→ DATASET CONTENT:
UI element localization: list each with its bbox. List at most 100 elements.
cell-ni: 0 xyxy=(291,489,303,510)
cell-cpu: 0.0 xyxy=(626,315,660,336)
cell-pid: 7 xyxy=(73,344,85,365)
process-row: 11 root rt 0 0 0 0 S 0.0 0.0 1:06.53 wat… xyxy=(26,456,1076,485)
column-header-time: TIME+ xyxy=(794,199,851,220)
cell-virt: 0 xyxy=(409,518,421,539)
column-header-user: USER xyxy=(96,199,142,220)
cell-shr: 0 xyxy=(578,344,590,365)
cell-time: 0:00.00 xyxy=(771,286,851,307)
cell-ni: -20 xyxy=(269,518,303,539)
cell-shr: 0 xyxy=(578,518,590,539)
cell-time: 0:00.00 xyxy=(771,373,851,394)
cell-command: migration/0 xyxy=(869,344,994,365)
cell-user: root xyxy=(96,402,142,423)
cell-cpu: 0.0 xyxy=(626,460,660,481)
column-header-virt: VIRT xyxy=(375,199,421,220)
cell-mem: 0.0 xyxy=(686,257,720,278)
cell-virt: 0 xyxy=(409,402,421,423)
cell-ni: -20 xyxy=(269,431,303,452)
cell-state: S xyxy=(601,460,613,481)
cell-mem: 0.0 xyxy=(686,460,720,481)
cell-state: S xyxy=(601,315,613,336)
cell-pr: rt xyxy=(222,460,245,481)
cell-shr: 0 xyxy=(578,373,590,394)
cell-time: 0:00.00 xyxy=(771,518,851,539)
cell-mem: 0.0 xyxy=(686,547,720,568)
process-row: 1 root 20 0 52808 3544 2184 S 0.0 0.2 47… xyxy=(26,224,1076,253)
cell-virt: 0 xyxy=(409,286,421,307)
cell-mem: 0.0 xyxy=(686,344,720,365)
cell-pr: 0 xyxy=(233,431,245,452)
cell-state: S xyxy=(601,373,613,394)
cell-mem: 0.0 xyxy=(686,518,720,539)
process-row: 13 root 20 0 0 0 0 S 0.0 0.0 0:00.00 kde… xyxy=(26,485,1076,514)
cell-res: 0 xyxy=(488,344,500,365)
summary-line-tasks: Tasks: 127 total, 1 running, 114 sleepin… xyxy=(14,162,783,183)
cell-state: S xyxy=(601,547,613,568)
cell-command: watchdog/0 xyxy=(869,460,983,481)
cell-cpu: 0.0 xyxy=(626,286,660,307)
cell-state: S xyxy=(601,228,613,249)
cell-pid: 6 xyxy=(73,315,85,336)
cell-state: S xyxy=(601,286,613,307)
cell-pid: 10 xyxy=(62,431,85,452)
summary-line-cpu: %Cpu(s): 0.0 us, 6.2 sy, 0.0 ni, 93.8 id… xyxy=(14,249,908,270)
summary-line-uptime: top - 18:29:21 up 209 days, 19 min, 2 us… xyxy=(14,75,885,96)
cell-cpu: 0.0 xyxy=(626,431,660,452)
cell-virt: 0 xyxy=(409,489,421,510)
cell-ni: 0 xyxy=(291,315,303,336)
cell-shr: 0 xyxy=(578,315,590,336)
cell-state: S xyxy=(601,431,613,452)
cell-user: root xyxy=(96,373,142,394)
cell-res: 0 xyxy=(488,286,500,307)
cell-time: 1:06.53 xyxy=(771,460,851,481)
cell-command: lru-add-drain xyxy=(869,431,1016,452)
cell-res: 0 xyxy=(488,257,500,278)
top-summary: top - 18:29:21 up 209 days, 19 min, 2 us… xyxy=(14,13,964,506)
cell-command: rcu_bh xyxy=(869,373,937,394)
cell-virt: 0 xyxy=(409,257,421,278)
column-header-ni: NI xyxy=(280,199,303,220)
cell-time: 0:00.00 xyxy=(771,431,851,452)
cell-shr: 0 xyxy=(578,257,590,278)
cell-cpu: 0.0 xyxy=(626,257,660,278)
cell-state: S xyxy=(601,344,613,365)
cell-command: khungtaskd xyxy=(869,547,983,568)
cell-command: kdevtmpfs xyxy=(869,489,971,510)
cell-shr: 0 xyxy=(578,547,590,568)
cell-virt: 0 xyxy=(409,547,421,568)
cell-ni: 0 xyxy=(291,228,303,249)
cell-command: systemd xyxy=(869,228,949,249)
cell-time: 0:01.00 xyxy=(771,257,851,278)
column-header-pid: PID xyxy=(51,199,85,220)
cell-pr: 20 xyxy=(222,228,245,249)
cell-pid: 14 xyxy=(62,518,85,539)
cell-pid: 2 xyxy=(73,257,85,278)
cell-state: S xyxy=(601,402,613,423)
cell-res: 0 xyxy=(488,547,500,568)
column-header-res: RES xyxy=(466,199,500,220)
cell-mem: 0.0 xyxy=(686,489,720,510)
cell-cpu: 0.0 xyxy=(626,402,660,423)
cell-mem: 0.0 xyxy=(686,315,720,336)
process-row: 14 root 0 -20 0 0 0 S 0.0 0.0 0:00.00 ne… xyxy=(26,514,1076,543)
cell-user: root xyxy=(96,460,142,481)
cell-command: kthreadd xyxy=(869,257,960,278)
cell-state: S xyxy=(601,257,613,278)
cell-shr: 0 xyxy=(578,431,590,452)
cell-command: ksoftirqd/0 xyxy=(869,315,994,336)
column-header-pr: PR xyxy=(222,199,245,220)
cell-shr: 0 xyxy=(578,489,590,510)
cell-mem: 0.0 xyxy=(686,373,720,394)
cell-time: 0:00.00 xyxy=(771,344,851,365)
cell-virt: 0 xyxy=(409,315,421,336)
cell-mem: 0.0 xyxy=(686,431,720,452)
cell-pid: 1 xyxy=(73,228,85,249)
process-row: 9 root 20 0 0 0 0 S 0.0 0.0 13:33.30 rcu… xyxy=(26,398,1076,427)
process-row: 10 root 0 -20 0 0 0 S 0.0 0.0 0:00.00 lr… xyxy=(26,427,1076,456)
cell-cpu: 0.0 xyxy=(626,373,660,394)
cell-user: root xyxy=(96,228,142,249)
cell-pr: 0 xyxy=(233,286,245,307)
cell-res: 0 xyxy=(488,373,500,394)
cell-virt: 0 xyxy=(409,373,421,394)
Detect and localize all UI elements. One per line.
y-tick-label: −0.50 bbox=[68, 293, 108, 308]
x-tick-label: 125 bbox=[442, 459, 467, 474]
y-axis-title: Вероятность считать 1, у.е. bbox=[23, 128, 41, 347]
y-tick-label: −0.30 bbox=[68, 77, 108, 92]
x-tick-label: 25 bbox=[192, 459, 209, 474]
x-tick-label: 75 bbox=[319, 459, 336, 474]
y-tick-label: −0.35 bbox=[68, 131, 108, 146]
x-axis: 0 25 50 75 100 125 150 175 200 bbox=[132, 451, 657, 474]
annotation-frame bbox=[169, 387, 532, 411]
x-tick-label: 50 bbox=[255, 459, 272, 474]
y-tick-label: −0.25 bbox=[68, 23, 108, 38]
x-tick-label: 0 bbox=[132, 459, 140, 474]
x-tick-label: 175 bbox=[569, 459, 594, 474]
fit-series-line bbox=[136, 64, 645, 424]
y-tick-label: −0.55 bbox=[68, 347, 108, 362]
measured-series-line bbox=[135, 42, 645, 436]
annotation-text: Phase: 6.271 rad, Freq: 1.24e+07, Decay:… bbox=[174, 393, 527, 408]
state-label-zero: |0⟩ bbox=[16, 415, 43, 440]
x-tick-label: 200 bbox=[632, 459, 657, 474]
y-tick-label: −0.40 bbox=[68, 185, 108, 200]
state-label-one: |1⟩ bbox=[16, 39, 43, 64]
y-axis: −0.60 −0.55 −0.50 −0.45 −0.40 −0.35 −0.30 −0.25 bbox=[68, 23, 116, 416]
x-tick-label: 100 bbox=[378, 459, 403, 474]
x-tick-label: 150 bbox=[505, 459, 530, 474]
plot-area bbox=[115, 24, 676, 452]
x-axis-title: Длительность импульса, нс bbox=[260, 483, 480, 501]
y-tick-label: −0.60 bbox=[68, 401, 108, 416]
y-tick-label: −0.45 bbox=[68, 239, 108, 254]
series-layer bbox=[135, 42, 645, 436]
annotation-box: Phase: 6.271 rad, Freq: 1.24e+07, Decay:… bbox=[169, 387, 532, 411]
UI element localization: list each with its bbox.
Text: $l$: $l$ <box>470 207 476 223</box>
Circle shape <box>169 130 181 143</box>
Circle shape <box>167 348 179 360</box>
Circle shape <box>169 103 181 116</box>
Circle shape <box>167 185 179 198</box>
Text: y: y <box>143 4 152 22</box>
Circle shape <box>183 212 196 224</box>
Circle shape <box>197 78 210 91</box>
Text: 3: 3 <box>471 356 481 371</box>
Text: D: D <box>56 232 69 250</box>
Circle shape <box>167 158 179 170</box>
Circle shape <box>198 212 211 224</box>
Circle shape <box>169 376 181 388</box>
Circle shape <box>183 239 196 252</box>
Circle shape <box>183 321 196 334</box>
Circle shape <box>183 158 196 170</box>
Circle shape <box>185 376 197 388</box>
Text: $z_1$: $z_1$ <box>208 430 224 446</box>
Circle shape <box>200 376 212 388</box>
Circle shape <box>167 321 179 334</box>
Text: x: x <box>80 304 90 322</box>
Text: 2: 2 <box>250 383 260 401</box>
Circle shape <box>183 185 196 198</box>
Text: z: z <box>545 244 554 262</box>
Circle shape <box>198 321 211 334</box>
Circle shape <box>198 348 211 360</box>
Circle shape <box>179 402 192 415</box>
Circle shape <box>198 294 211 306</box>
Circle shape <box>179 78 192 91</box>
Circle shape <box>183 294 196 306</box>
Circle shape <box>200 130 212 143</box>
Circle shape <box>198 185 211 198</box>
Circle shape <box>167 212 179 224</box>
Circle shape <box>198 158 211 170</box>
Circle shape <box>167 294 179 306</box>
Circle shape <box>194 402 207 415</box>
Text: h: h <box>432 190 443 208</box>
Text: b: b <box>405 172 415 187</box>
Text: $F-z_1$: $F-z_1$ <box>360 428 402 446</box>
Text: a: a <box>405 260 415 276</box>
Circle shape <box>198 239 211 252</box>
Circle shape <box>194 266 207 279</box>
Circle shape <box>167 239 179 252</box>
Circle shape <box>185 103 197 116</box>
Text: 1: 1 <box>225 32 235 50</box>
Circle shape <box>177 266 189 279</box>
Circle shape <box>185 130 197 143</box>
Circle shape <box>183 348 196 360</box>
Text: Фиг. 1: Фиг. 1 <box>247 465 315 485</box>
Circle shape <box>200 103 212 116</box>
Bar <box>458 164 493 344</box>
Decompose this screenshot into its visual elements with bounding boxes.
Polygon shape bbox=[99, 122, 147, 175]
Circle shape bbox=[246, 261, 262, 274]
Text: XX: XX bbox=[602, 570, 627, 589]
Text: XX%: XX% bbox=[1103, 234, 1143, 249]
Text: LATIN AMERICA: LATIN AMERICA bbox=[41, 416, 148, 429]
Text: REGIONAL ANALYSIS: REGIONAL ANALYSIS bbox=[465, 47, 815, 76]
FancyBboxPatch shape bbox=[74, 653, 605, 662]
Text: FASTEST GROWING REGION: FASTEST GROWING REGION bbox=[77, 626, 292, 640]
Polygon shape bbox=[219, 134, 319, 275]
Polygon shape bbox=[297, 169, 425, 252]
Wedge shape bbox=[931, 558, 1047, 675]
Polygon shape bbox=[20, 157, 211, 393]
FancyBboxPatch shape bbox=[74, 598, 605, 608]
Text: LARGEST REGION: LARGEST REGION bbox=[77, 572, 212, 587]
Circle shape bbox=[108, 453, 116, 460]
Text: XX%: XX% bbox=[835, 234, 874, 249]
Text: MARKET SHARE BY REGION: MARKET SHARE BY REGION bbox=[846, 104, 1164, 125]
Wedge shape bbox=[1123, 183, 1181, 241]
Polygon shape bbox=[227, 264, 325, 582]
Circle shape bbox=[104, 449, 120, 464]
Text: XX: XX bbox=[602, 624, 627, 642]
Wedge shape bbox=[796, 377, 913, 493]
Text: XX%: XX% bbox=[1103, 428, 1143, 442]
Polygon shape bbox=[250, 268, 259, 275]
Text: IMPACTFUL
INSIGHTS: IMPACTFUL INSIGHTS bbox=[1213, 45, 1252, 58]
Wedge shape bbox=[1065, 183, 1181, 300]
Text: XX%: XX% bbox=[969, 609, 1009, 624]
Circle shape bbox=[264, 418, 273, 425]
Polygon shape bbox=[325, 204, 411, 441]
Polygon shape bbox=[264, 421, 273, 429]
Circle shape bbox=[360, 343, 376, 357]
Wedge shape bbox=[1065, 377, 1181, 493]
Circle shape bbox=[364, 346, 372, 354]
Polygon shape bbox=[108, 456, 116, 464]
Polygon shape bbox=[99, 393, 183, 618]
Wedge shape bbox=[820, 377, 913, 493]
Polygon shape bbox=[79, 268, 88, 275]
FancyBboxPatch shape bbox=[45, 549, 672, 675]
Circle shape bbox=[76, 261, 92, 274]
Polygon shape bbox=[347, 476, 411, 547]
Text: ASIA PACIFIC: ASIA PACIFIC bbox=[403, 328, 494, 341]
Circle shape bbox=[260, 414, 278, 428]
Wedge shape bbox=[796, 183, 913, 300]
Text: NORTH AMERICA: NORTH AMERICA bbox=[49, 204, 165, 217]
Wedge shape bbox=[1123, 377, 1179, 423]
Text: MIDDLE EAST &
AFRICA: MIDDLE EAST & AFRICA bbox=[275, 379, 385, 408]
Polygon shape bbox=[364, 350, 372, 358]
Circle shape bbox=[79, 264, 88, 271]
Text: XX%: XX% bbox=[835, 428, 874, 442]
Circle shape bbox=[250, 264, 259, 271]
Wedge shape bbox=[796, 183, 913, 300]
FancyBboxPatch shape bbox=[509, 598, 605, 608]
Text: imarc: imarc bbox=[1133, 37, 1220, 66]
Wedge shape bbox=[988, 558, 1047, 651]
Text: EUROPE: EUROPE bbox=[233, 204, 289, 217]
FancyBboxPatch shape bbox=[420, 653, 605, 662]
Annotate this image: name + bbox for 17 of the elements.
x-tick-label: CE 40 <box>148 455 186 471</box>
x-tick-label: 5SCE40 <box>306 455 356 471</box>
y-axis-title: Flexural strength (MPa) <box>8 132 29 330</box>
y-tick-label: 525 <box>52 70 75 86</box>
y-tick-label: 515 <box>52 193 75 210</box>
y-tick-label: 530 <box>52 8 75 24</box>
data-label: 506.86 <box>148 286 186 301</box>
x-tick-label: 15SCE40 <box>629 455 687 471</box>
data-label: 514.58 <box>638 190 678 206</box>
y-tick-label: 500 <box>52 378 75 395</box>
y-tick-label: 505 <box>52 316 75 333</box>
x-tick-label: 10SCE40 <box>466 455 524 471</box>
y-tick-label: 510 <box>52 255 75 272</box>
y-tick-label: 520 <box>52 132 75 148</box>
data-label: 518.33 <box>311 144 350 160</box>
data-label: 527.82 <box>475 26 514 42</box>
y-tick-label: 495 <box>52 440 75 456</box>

→ SET EXERCISE: Repeat the lines from the first line up to and including the line with "process-row: 11 root", changing "cell-pid" to "cell-process-id" and leaving everything else as it is.

→ COMPLETE RESPONSE:
UI element localization: list each with its bbox. List at most 100 elements.
cell-ni: 0 xyxy=(291,489,303,510)
cell-cpu: 0.0 xyxy=(626,315,660,336)
cell-process-id: 7 xyxy=(73,344,85,365)
process-row: 11 root rt 0 0 0 0 S 0.0 0.0 1:06.53 wat… xyxy=(26,456,1076,485)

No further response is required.